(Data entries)
★ ★ ★
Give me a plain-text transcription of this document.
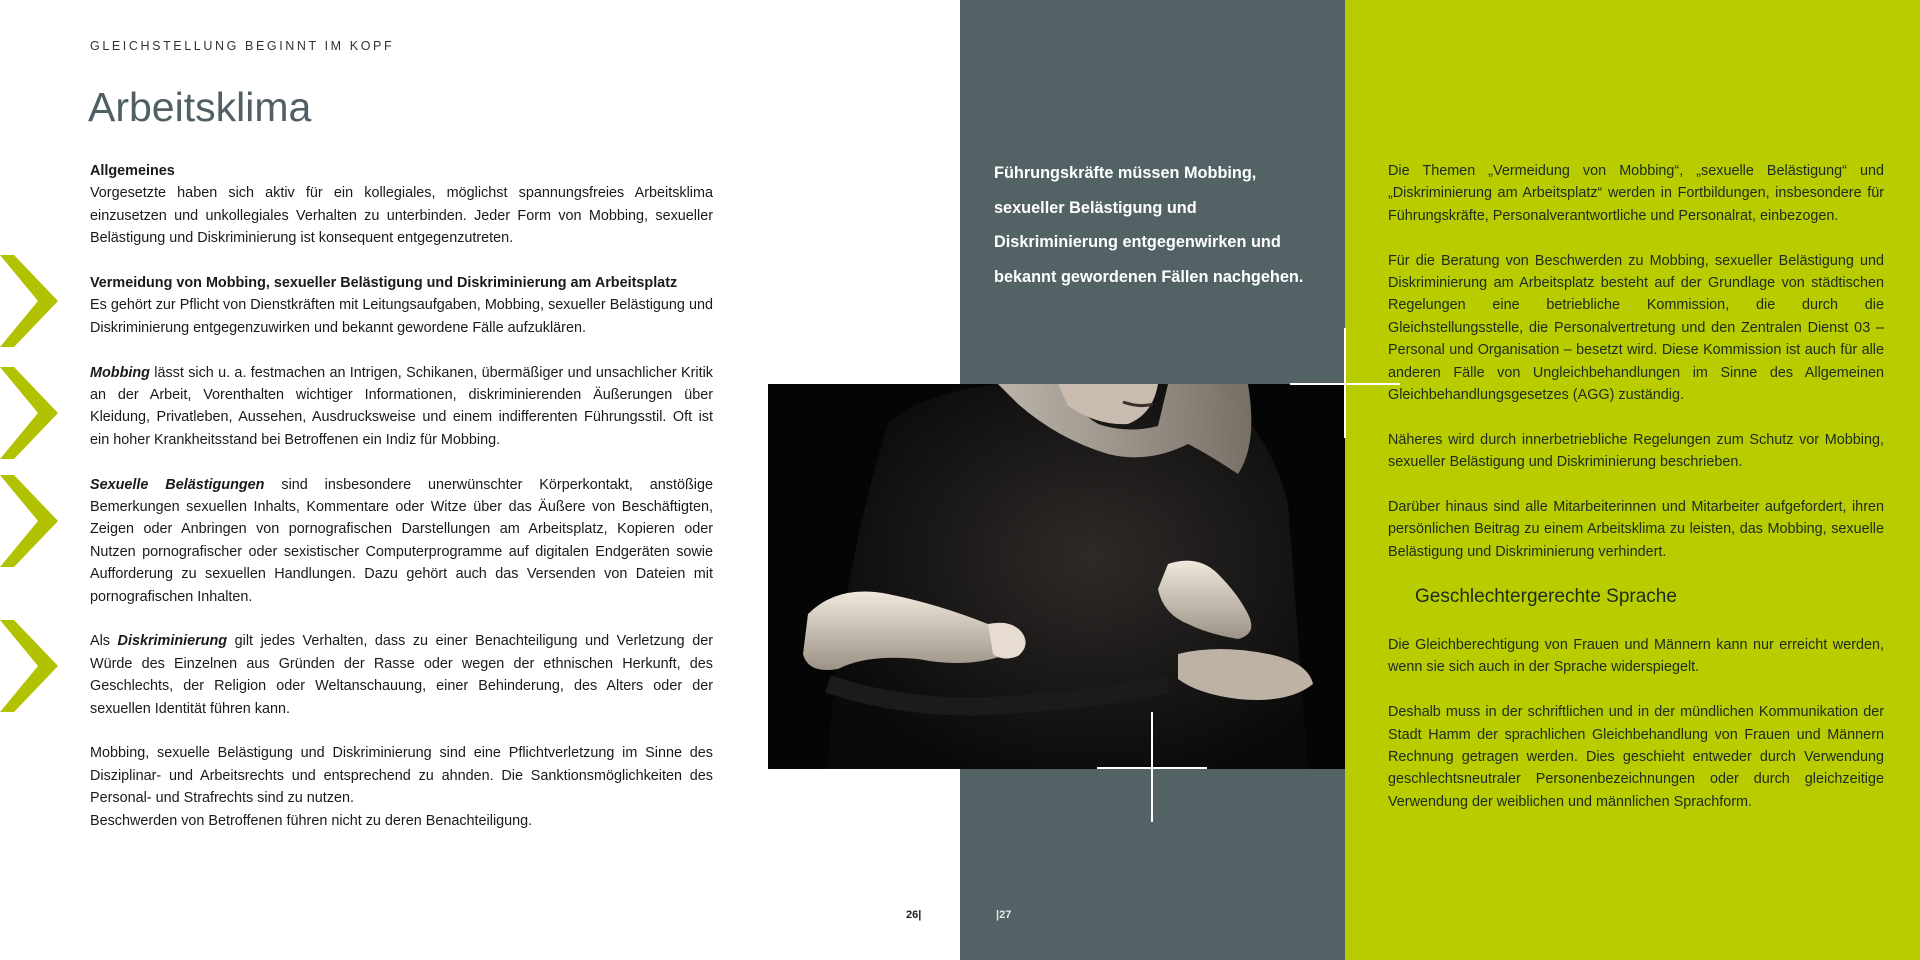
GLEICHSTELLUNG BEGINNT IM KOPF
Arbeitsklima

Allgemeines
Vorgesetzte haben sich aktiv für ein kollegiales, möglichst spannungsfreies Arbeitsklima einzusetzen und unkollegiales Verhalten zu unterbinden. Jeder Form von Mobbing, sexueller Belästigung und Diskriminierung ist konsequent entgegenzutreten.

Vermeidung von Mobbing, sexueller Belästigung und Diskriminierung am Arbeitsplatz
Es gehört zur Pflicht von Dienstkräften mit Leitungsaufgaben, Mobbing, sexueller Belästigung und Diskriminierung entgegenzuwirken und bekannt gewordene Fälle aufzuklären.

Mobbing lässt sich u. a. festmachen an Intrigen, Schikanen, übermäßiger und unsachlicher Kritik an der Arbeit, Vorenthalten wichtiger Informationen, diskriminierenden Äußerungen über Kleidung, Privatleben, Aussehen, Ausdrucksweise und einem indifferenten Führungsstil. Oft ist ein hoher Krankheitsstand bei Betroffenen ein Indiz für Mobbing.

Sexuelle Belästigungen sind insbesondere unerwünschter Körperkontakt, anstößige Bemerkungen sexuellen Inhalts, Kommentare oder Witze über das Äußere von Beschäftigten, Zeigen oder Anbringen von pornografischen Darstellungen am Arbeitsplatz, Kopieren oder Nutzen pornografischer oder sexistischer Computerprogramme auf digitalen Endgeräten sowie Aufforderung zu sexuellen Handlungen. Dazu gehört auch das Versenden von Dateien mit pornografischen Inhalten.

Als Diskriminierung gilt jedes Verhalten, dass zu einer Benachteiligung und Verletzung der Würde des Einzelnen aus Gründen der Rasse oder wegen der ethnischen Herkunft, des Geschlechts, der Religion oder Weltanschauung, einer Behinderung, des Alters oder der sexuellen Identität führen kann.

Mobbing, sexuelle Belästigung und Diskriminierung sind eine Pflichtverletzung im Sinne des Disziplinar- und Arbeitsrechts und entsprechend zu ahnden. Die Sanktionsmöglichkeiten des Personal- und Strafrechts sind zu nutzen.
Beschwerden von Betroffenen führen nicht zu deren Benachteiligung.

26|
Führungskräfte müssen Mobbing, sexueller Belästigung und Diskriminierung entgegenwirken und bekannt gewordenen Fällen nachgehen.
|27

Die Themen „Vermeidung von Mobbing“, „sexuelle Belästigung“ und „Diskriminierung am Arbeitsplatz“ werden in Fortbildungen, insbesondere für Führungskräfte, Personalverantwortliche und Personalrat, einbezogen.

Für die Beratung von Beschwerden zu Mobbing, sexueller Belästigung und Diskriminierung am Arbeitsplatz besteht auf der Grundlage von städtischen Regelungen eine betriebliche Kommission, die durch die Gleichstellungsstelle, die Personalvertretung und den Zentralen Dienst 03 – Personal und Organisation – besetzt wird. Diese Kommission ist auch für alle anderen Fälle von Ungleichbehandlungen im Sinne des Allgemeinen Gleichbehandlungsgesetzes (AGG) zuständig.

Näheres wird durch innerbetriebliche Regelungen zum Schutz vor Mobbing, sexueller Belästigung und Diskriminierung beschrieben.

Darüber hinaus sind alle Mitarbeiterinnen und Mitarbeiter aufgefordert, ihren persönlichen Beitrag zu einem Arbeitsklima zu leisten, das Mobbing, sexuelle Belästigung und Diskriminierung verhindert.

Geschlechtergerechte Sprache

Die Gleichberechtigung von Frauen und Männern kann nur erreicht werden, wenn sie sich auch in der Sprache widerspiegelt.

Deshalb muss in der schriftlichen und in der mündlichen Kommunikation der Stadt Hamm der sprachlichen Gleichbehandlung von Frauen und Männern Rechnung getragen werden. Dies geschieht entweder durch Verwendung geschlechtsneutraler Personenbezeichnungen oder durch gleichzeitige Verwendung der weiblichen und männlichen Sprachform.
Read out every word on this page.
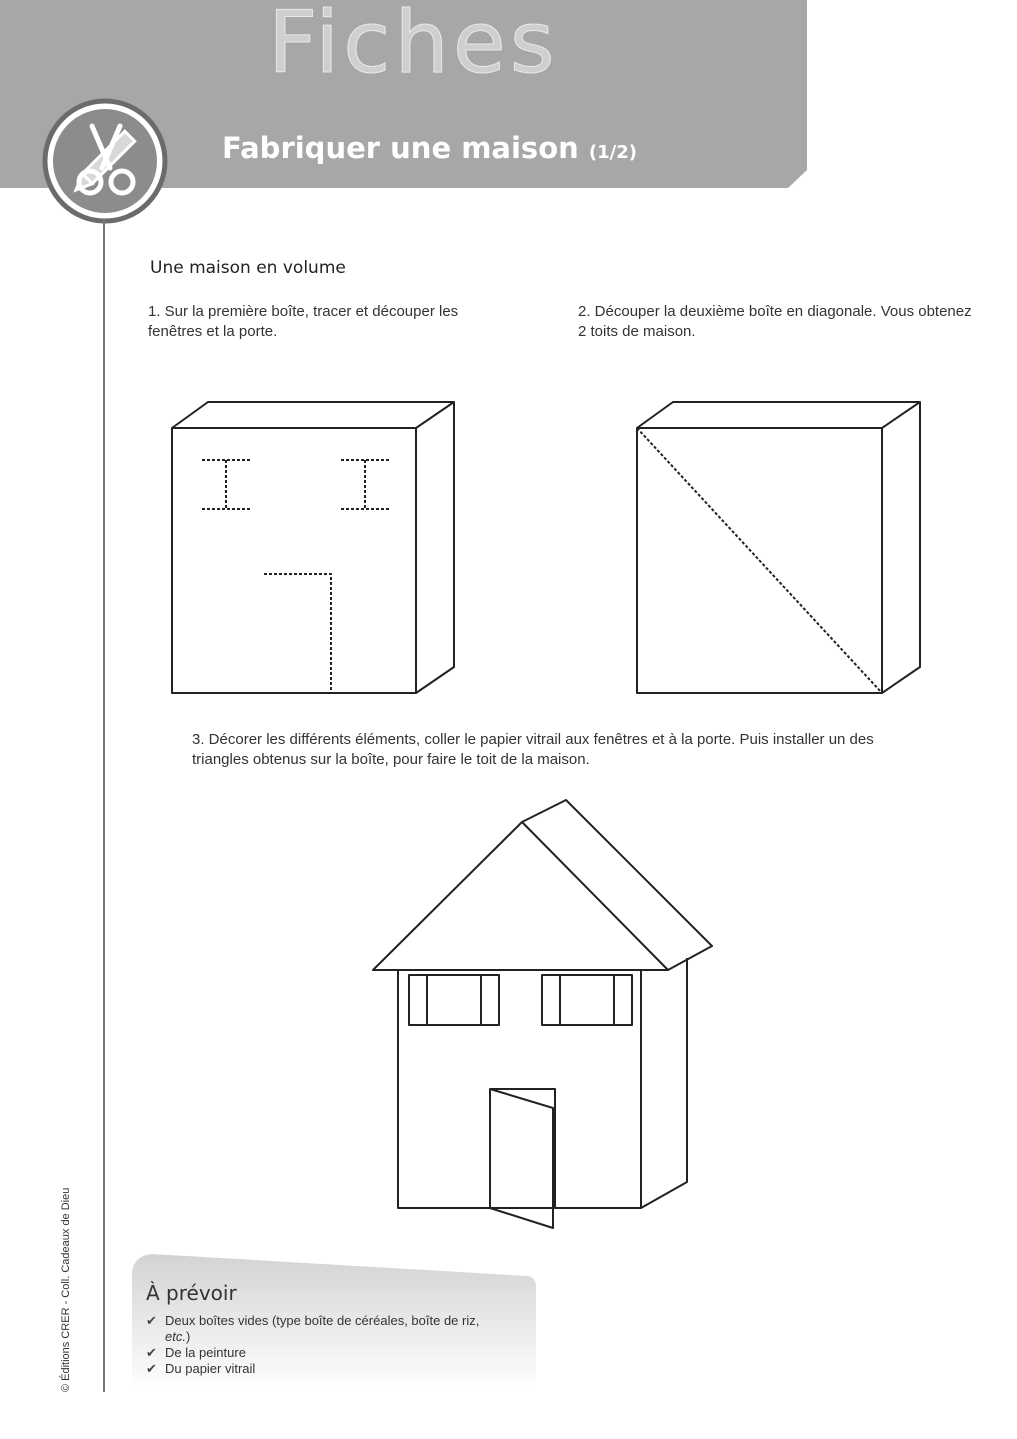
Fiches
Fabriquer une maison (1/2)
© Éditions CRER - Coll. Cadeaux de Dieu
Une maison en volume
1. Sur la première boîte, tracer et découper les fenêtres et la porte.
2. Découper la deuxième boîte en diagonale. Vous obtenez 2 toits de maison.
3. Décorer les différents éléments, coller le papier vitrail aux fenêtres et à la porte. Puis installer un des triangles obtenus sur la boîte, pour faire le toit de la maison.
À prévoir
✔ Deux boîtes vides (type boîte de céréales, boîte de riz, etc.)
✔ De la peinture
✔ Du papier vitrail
★ ★ ★
• **Problem statement**
Without including any pictures, print each record exactly.

• **In response**
Give me a plain-text transcription of this document.
GLEICHSTELLUNG BEGINNT IM KOPF
Arbeitsklima

Allgemeines
Vorgesetzte haben sich aktiv für ein kollegiales, möglichst spannungsfreies Arbeitsklima einzusetzen und unkollegiales Verhalten zu unterbinden. Jeder Form von Mobbing, sexueller Belästigung und Diskriminierung ist konsequent entgegenzutreten.

Vermeidung von Mobbing, sexueller Belästigung und Diskriminierung am Arbeitsplatz
Es gehört zur Pflicht von Dienstkräften mit Leitungsaufgaben, Mobbing, sexueller Belästigung und Diskriminierung entgegenzuwirken und bekannt gewordene Fälle aufzuklären.

Mobbing lässt sich u. a. festmachen an Intrigen, Schikanen, übermäßiger und unsachlicher Kritik an der Arbeit, Vorenthalten wichtiger Informationen, diskriminierenden Äußerungen über Kleidung, Privatleben, Aussehen, Ausdrucksweise und einem indifferenten Führungsstil. Oft ist ein hoher Krankheitsstand bei Betroffenen ein Indiz für Mobbing.

Sexuelle Belästigungen sind insbesondere unerwünschter Körperkontakt, anstößige Bemerkungen sexuellen Inhalts, Kommentare oder Witze über das Äußere von Beschäftigten, Zeigen oder Anbringen von pornografischen Darstellungen am Arbeitsplatz, Kopieren oder Nutzen pornografischer oder sexistischer Computerprogramme auf digitalen Endgeräten sowie Aufforderung zu sexuellen Handlungen. Dazu gehört auch das Versenden von Dateien mit pornografischen Inhalten.

Als Diskriminierung gilt jedes Verhalten, dass zu einer Benachteiligung und Verletzung der Würde des Einzelnen aus Gründen der Rasse oder wegen der ethnischen Herkunft, des Geschlechts, der Religion oder Weltanschauung, einer Behinderung, des Alters oder der sexuellen Identität führen kann.

Mobbing, sexuelle Belästigung und Diskriminierung sind eine Pflichtverletzung im Sinne des Disziplinar- und Arbeitsrechts und entsprechend zu ahnden. Die Sanktionsmöglichkeiten des Personal- und Strafrechts sind zu nutzen.
Beschwerden von Betroffenen führen nicht zu deren Benachteiligung.

26|
Führungskräfte müssen Mobbing, sexueller Belästigung und Diskriminierung entgegenwirken und bekannt gewordenen Fällen nachgehen.
|27

Die Themen „Vermeidung von Mobbing“, „sexuelle Belästigung“ und „Diskriminierung am Arbeitsplatz“ werden in Fortbildungen, insbesondere für Führungskräfte, Personalverantwortliche und Personalrat, einbezogen.

Für die Beratung von Beschwerden zu Mobbing, sexueller Belästigung und Diskriminierung am Arbeitsplatz besteht auf der Grundlage von städtischen Regelungen eine betriebliche Kommission, die durch die Gleichstellungsstelle, die Personalvertretung und den Zentralen Dienst 03 – Personal und Organisation – besetzt wird. Diese Kommission ist auch für alle anderen Fälle von Ungleichbehandlungen im Sinne des Allgemeinen Gleichbehandlungsgesetzes (AGG) zuständig.

Näheres wird durch innerbetriebliche Regelungen zum Schutz vor Mobbing, sexueller Belästigung und Diskriminierung beschrieben.

Darüber hinaus sind alle Mitarbeiterinnen und Mitarbeiter aufgefordert, ihren persönlichen Beitrag zu einem Arbeitsklima zu leisten, das Mobbing, sexuelle Belästigung und Diskriminierung verhindert.

Geschlechtergerechte Sprache

Die Gleichberechtigung von Frauen und Männern kann nur erreicht werden, wenn sie sich auch in der Sprache widerspiegelt.

Deshalb muss in der schriftlichen und in der mündlichen Kommunikation der Stadt Hamm der sprachlichen Gleichbehandlung von Frauen und Männern Rechnung getragen werden. Dies geschieht entweder durch Verwendung geschlechtsneutraler Personenbezeichnungen oder durch gleichzeitige Verwendung der weiblichen und männlichen Sprachform.
Read out every word on this page.
Fiches
Fabriquer une maison (1/2)
© Éditions CRER - Coll. Cadeaux de Dieu
Une maison en volume
1. Sur la première boîte, tracer et découper les fenêtres et la porte.
2. Découper la deuxième boîte en diagonale. Vous obtenez 2 toits de maison.
3. Décorer les différents éléments, coller le papier vitrail aux fenêtres et à la porte. Puis installer un des triangles obtenus sur la boîte, pour faire le toit de la maison.
À prévoir
✔ Deux boîtes vides (type boîte de céréales, boîte de riz, etc.)
✔ De la peinture
✔ Du papier vitrail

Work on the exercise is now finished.